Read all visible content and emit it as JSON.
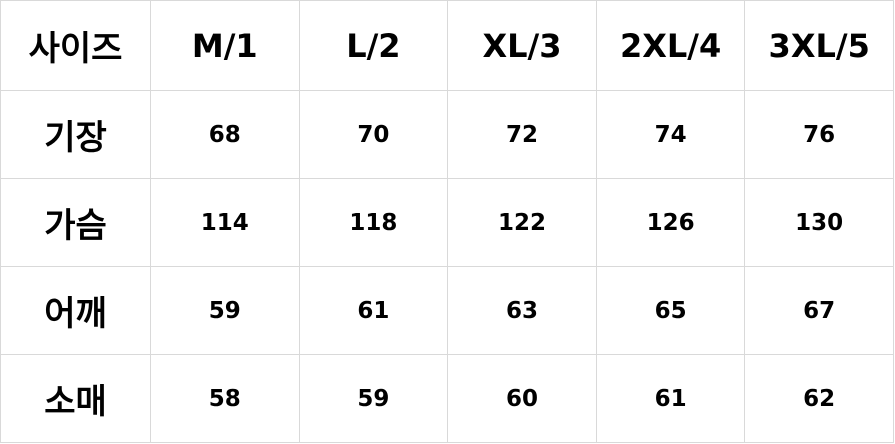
{
  "table": {
    "header": [
      "사이즈",
      "M/1",
      "L/2",
      "XL/3",
      "2XL/4",
      "3XL/5"
    ],
    "rows": [
      {
        "label": "기장",
        "values": [
          "68",
          "70",
          "72",
          "74",
          "76"
        ]
      },
      {
        "label": "가슴",
        "values": [
          "114",
          "118",
          "122",
          "126",
          "130"
        ]
      },
      {
        "label": "어깨",
        "values": [
          "59",
          "61",
          "63",
          "65",
          "67"
        ]
      },
      {
        "label": "소매",
        "values": [
          "58",
          "59",
          "60",
          "61",
          "62"
        ]
      }
    ]
  }
}
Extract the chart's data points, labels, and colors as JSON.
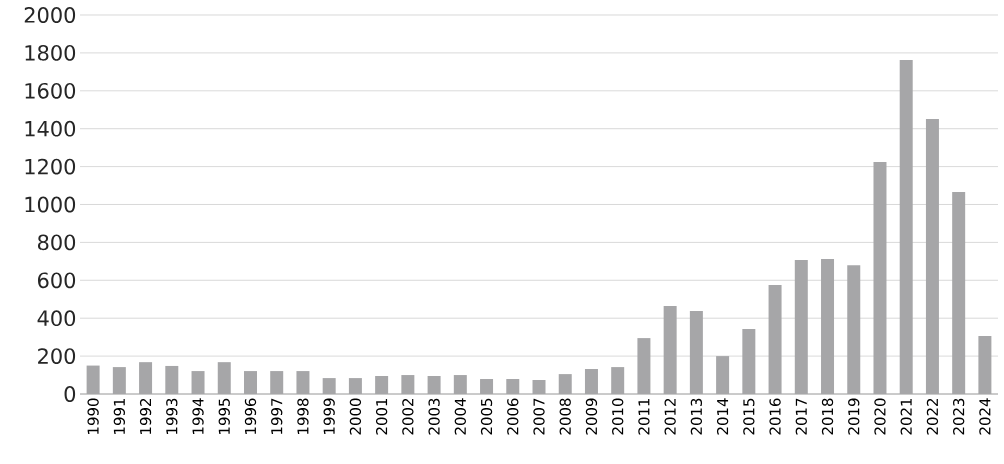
{
  "chart_data": {
    "type": "bar",
    "categories": [
      "1990",
      "1991",
      "1992",
      "1993",
      "1994",
      "1995",
      "1996",
      "1997",
      "1998",
      "1999",
      "2000",
      "2001",
      "2002",
      "2003",
      "2004",
      "2005",
      "2006",
      "2007",
      "2008",
      "2009",
      "2010",
      "2011",
      "2012",
      "2013",
      "2014",
      "2015",
      "2016",
      "2017",
      "2018",
      "2019",
      "2020",
      "2021",
      "2022",
      "2023",
      "2024"
    ],
    "values": [
      150,
      142,
      168,
      148,
      121,
      168,
      121,
      121,
      121,
      84,
      84,
      95,
      100,
      95,
      100,
      79,
      79,
      74,
      105,
      132,
      142,
      295,
      464,
      438,
      200,
      343,
      575,
      707,
      712,
      680,
      1224,
      1762,
      1451,
      1066,
      306
    ],
    "color": "#a6a6a8",
    "ylim": [
      0,
      2000
    ],
    "yticks": [
      0,
      200,
      400,
      600,
      800,
      1000,
      1200,
      1400,
      1600,
      1800,
      2000
    ],
    "grid": "y"
  }
}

---*---

WRITTEN EXERCISE: Copy every single line of the material above that holds "JSON".

ANSWER BELOW:
Read all visible content and emit it as JSON.
Extract the chart's data points, labels, and colors as JSON.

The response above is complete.